(Data entries)
--- BEGIN ---

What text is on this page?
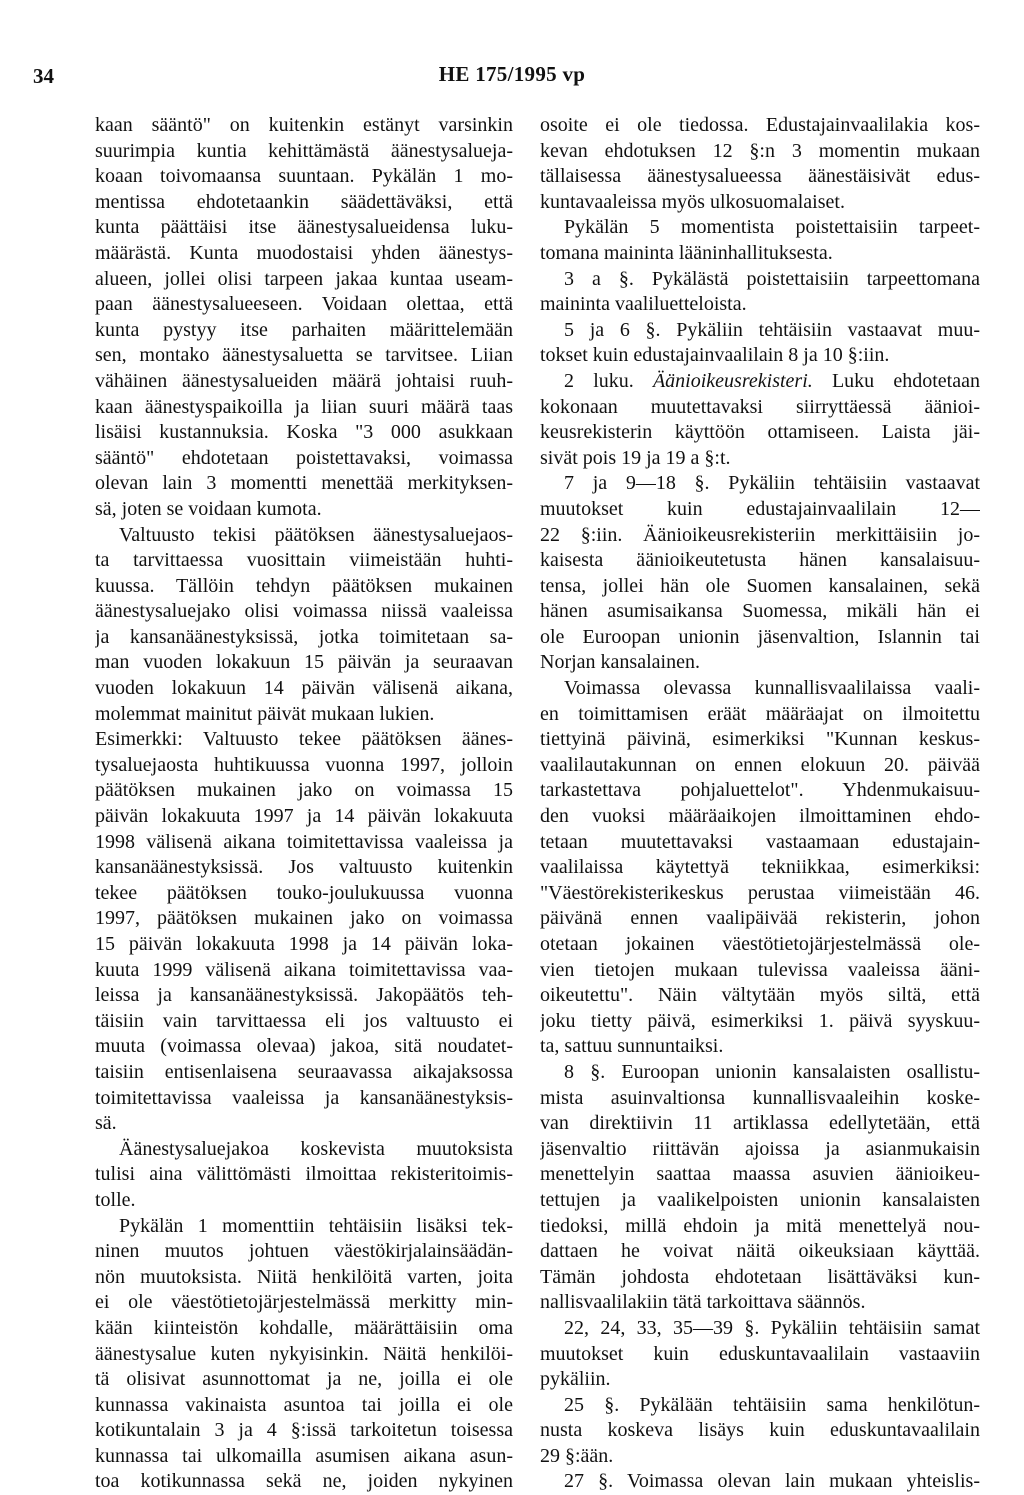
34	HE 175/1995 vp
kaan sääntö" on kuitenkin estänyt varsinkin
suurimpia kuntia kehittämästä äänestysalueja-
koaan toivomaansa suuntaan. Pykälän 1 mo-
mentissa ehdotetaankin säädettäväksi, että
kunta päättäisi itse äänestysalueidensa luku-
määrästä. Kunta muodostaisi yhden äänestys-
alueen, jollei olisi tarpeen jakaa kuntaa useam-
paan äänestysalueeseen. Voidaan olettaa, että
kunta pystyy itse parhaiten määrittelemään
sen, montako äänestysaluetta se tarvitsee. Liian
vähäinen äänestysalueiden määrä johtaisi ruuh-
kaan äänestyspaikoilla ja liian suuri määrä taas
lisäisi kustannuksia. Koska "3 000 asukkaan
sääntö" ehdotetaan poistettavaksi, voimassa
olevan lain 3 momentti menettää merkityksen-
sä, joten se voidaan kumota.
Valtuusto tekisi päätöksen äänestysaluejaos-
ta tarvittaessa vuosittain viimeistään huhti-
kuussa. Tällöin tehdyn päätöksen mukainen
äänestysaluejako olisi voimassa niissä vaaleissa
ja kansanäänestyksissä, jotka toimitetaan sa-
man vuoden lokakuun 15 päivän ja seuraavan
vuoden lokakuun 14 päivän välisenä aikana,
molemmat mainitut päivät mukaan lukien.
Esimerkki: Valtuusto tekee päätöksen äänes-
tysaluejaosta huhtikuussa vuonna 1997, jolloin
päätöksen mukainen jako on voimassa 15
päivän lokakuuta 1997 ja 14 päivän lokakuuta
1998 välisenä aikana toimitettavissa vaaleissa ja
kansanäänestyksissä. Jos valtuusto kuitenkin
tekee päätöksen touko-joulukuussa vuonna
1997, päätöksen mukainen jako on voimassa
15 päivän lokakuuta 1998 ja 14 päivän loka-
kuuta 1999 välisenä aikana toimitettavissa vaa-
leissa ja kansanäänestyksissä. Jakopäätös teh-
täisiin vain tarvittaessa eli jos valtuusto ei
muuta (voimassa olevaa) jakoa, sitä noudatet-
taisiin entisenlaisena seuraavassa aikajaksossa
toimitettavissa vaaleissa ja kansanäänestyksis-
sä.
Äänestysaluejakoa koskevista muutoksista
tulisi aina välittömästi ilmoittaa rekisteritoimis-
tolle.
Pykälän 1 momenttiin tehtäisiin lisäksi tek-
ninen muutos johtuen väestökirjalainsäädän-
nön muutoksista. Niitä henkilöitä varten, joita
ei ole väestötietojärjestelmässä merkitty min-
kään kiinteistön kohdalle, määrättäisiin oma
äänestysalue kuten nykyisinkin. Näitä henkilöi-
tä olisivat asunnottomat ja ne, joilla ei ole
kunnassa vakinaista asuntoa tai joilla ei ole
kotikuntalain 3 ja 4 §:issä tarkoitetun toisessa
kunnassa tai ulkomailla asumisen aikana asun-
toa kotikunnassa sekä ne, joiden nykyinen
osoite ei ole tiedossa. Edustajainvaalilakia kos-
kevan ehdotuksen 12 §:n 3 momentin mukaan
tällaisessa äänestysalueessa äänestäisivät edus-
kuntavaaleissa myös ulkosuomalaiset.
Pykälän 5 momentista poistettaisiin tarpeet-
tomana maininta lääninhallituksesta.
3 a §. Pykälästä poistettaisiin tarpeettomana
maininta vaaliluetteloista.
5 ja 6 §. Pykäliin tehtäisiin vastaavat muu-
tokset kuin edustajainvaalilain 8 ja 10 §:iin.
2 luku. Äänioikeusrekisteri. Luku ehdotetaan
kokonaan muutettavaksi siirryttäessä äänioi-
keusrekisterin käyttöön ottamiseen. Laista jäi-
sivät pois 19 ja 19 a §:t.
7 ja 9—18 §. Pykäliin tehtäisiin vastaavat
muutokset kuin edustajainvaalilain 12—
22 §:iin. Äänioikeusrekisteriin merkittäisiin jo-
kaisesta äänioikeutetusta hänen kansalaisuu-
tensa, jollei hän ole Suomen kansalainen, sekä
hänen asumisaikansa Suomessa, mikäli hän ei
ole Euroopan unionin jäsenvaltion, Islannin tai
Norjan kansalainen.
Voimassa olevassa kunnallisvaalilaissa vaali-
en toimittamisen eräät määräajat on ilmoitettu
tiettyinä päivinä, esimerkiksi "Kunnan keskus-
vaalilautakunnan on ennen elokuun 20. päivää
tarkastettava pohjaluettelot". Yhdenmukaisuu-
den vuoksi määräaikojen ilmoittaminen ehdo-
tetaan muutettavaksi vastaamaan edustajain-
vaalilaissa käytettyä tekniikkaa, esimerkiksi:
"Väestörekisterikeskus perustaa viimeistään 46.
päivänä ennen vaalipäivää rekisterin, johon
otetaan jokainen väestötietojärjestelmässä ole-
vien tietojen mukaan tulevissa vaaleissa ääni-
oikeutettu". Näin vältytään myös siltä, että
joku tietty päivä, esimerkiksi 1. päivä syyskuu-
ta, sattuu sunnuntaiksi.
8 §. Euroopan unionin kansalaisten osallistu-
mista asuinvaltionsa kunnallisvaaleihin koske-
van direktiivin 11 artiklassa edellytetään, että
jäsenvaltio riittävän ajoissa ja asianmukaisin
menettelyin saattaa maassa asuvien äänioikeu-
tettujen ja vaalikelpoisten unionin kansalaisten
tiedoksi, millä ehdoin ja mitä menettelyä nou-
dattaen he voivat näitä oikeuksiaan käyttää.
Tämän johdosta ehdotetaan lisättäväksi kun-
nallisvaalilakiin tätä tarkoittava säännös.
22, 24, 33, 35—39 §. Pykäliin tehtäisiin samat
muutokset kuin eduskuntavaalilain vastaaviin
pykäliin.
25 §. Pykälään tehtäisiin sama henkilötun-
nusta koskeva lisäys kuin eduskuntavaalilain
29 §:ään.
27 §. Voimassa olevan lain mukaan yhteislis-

--- END ---
--- BEGIN ---

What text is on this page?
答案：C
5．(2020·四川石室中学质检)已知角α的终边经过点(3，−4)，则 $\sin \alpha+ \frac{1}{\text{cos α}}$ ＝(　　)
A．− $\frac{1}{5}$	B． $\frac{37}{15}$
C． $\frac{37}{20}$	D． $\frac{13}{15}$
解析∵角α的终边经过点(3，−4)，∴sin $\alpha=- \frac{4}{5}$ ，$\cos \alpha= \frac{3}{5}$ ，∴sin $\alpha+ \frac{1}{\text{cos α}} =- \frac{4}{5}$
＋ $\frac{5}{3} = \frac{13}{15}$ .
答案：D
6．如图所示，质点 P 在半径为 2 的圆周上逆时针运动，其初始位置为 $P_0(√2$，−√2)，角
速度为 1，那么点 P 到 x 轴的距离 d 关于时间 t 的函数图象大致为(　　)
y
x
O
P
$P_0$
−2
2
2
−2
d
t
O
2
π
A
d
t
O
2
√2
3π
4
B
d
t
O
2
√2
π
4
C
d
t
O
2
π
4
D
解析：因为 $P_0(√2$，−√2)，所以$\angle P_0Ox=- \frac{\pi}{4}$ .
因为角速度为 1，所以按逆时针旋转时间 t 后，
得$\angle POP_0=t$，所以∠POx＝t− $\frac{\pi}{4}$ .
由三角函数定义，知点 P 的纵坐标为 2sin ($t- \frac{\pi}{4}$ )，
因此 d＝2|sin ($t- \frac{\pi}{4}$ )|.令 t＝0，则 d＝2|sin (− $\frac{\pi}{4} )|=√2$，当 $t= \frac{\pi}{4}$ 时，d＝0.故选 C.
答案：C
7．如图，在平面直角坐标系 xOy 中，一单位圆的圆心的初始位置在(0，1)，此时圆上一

--- END ---

• PROBLEM TO WORK ON: Show the lines of the material that contain the word "muutettavaksi".

• COMPLETED TASK:
kokonaan muutettavaksi siirryttäessä äänioi-
tetaan muutettavaksi vastaamaan edustajain-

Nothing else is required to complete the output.